** start RECORDS TO PROCESS **
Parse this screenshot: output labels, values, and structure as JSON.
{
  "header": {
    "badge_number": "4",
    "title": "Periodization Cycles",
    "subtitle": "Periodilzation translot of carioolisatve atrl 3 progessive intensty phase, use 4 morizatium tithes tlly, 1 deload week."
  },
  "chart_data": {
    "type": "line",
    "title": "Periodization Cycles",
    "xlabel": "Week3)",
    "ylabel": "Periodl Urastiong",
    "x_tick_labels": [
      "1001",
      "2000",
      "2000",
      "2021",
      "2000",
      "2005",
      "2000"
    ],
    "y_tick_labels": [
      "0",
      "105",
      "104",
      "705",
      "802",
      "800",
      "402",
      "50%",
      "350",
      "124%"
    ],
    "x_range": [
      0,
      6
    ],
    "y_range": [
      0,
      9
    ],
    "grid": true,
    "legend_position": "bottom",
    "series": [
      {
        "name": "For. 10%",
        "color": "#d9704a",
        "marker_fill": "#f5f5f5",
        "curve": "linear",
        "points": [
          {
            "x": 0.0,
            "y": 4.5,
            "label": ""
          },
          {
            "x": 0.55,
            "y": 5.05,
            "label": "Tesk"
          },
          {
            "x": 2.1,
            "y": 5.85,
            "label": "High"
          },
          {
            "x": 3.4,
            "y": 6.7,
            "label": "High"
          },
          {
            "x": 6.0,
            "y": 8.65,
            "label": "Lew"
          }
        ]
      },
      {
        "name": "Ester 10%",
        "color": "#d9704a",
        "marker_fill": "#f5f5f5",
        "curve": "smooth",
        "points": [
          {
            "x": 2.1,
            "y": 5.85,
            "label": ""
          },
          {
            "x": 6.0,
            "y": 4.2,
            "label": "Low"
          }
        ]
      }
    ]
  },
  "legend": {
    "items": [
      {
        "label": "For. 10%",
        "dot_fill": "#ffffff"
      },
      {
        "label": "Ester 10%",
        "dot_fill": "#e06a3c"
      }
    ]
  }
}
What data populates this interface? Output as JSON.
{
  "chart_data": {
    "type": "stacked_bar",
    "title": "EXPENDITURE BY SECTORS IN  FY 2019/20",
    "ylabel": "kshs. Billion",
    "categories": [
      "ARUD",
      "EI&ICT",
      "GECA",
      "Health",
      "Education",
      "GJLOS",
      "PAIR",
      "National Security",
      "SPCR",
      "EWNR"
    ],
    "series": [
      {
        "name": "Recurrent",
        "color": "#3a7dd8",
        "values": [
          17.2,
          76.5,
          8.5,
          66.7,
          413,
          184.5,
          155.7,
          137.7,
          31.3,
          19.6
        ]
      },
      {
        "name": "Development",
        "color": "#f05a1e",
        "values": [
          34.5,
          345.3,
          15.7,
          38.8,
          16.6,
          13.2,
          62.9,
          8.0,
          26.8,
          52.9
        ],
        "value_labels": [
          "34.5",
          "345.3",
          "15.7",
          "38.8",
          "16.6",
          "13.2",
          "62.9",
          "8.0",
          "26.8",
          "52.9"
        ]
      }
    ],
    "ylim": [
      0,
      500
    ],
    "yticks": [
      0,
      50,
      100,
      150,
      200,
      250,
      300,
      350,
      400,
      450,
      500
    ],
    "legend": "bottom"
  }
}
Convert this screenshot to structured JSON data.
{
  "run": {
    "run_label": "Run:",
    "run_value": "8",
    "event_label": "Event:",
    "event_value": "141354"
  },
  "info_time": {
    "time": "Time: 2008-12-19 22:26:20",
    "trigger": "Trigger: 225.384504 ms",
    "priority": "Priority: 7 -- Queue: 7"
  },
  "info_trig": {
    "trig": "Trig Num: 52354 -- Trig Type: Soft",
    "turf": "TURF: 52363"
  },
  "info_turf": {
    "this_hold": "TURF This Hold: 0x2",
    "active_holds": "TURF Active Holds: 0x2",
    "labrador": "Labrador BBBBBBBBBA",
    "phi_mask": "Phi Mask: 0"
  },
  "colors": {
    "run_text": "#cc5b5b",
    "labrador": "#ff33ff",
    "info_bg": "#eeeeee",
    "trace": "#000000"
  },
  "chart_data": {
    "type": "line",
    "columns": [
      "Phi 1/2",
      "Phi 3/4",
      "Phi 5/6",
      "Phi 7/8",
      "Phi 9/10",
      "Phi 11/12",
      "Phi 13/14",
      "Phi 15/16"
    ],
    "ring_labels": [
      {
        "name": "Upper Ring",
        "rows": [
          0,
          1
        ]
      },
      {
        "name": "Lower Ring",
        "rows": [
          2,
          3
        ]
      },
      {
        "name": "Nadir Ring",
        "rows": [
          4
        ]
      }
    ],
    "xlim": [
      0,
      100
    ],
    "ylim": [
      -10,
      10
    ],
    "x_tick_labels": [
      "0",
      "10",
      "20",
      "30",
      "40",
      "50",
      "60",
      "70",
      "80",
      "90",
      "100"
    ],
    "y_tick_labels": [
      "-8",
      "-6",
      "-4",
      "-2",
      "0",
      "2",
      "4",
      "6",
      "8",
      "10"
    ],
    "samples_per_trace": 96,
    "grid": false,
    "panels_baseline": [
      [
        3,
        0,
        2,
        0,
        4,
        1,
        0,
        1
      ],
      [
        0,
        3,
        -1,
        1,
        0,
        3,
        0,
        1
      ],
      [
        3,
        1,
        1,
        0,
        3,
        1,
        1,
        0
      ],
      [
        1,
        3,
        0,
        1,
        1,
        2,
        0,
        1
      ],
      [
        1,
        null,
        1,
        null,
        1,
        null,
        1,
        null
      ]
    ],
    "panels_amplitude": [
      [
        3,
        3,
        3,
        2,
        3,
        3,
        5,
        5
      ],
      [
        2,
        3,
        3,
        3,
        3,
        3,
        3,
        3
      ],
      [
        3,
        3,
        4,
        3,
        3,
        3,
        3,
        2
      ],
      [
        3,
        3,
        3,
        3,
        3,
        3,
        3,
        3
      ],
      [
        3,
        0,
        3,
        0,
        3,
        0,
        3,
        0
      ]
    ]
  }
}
** end RECORDS TO PROCESS **
§ WHAT IS NEEDED:
Extract each line of the listing above, copying it word for word.

§ REPLY TO THE EXERCISE:
Parse this screenshot: output labels, values, and structure as JSON.
{
  "header": {
    "badge_number": "4",
    "title": "Periodization Cycles",
    "subtitle": "Periodilzation translot of carioolisatve atrl 3 progessive intensty phase, use 4 morizatium tithes tlly, 1 deload week."
  },
  "chart_data": {
    "type": "line",
    "title": "Periodization Cycles",
    "xlabel": "Week3)",
    "ylabel": "Periodl Urastiong",
    "x_tick_labels": [
      "1001",
      "2000",
      "2000",
      "2021",
      "2000",
      "2005",
      "2000"
    ],
    "y_tick_labels": [
      "0",
      "105",
      "104",
      "705",
      "802",
      "800",
      "402",
      "50%",
      "350",
      "124%"
    ],
    "x_range": [
      0,
      6
    ],
    "y_range": [
      0,
      9
    ],
    "grid": true,
    "legend_position": "bottom",
    "series": [
      {
        "name": "For. 10%",
        "color": "#d9704a",
        "marker_fill": "#f5f5f5",
        "curve": "linear",
        "points": [
          {
            "x": 0.0,
            "y": 4.5,
            "label": ""
          },
          {
            "x": 0.55,
            "y": 5.05,
            "label": "Tesk"
          },
          {
            "x": 2.1,
            "y": 5.85,
            "label": "High"
          },
          {
            "x": 3.4,
            "y": 6.7,
            "label": "High"
          },
          {
            "x": 6.0,
            "y": 8.65,
            "label": "Lew"
          }
        ]
      },
      {
        "name": "Ester 10%",
        "color": "#d9704a",
        "marker_fill": "#f5f5f5",
        "curve": "smooth",
        "points": [
          {
            "x": 2.1,
            "y": 5.85,
            "label": ""
          },
          {
            "x": 6.0,
            "y": 4.2,
            "label": "Low"
          }
        ]
      }
    ]
  },
  "legend": {
    "items": [
      {
        "label": "For. 10%",
        "dot_fill": "#ffffff"
      },
      {
        "label": "Ester 10%",
        "dot_fill": "#e06a3c"
      }
    ]
  }
}
What data populates this interface? Output as JSON.
{
  "chart_data": {
    "type": "stacked_bar",
    "title": "EXPENDITURE BY SECTORS IN  FY 2019/20",
    "ylabel": "kshs. Billion",
    "categories": [
      "ARUD",
      "EI&ICT",
      "GECA",
      "Health",
      "Education",
      "GJLOS",
      "PAIR",
      "National Security",
      "SPCR",
      "EWNR"
    ],
    "series": [
      {
        "name": "Recurrent",
        "color": "#3a7dd8",
        "values": [
          17.2,
          76.5,
          8.5,
          66.7,
          413,
          184.5,
          155.7,
          137.7,
          31.3,
          19.6
        ]
      },
      {
        "name": "Development",
        "color": "#f05a1e",
        "values": [
          34.5,
          345.3,
          15.7,
          38.8,
          16.6,
          13.2,
          62.9,
          8.0,
          26.8,
          52.9
        ],
        "value_labels": [
          "34.5",
          "345.3",
          "15.7",
          "38.8",
          "16.6",
          "13.2",
          "62.9",
          "8.0",
          "26.8",
          "52.9"
        ]
      }
    ],
    "ylim": [
      0,
      500
    ],
    "yticks": [
      0,
      50,
      100,
      150,
      200,
      250,
      300,
      350,
      400,
      450,
      500
    ],
    "legend": "bottom"
  }
}
Convert this screenshot to structured JSON data.
{
  "run": {
    "run_label": "Run:",
    "run_value": "8",
    "event_label": "Event:",
    "event_value": "141354"
  },
  "info_time": {
    "time": "Time: 2008-12-19 22:26:20",
    "trigger": "Trigger: 225.384504 ms",
    "priority": "Priority: 7 -- Queue: 7"
  },
  "info_trig": {
    "trig": "Trig Num: 52354 -- Trig Type: Soft",
    "turf": "TURF: 52363"
  },
  "info_turf": {
    "this_hold": "TURF This Hold: 0x2",
    "active_holds": "TURF Active Holds: 0x2",
    "labrador": "Labrador BBBBBBBBBA",
    "phi_mask": "Phi Mask: 0"
  },
  "colors": {
    "run_text": "#cc5b5b",
    "labrador": "#ff33ff",
    "info_bg": "#eeeeee",
    "trace": "#000000"
  },
  "chart_data": {
    "type": "line",
    "columns": [
      "Phi 1/2",
      "Phi 3/4",
      "Phi 5/6",
      "Phi 7/8",
      "Phi 9/10",
      "Phi 11/12",
      "Phi 13/14",
      "Phi 15/16"
    ],
    "ring_labels": [
      {
        "name": "Upper Ring",
        "rows": [
          0,
          1
        ]
      },
      {
        "name": "Lower Ring",
        "rows": [
          2,
          3
        ]
      },
      {
        "name": "Nadir Ring",
        "rows": [
          4
        ]
      }
    ],
    "xlim": [
      0,
      100
    ],
    "ylim": [
      -10,
      10
    ],
    "x_tick_labels": [
      "0",
      "10",
      "20",
      "30",
      "40",
      "50",
      "60",
      "70",
      "80",
      "90",
      "100"
    ],
    "y_tick_labels": [
      "-8",
      "-6",
      "-4",
      "-2",
      "0",
      "2",
      "4",
      "6",
      "8",
      "10"
    ],
    "samples_per_trace": 96,
    "grid": false,
    "panels_baseline": [
      [
        3,
        0,
        2,
        0,
        4,
        1,
        0,
        1
      ],
      [
        0,
        3,
        -1,
        1,
        0,
        3,
        0,
        1
      ],
      [
        3,
        1,
        1,
        0,
        3,
        1,
        1,
        0
      ],
      [
        1,
        3,
        0,
        1,
        1,
        2,
        0,
        1
      ],
      [
        1,
        null,
        1,
        null,
        1,
        null,
        1,
        null
      ]
    ],
    "panels_amplitude": [
      [
        3,
        3,
        3,
        2,
        3,
        3,
        5,
        5
      ],
      [
        2,
        3,
        3,
        3,
        3,
        3,
        3,
        3
      ],
      [
        3,
        3,
        4,
        3,
        3,
        3,
        3,
        2
      ],
      [
        3,
        3,
        3,
        3,
        3,
        3,
        3,
        3
      ],
      [
        3,
        0,
        3,
        0,
        3,
        0,
        3,
        0
      ]
    ]
  }
}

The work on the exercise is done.